» **Problem to work on**
The entries need to be copied exactly.

» **Records provided**

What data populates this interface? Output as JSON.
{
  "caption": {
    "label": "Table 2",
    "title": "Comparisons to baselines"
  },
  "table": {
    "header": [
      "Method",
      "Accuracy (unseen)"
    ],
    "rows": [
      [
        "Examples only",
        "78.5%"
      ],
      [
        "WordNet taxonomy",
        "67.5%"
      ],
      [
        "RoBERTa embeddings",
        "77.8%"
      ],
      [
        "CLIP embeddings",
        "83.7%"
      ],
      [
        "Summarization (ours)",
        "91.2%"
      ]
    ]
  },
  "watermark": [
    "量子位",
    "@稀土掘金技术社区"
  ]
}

» **Answer below**
What data populates this interface? Output as JSON.
{
  "caption": {
    "label": "Table 2",
    "title": "Comparisons to baselines"
  },
  "table": {
    "header": [
      "Method",
      "Accuracy (unseen)"
    ],
    "rows": [
      [
        "Examples only",
        "78.5%"
      ],
      [
        "WordNet taxonomy",
        "67.5%"
      ],
      [
        "RoBERTa embeddings",
        "77.8%"
      ],
      [
        "CLIP embeddings",
        "83.7%"
      ],
      [
        "Summarization (ours)",
        "91.2%"
      ]
    ]
  },
  "watermark": [
    "量子位",
    "@稀土掘金技术社区"
  ]
}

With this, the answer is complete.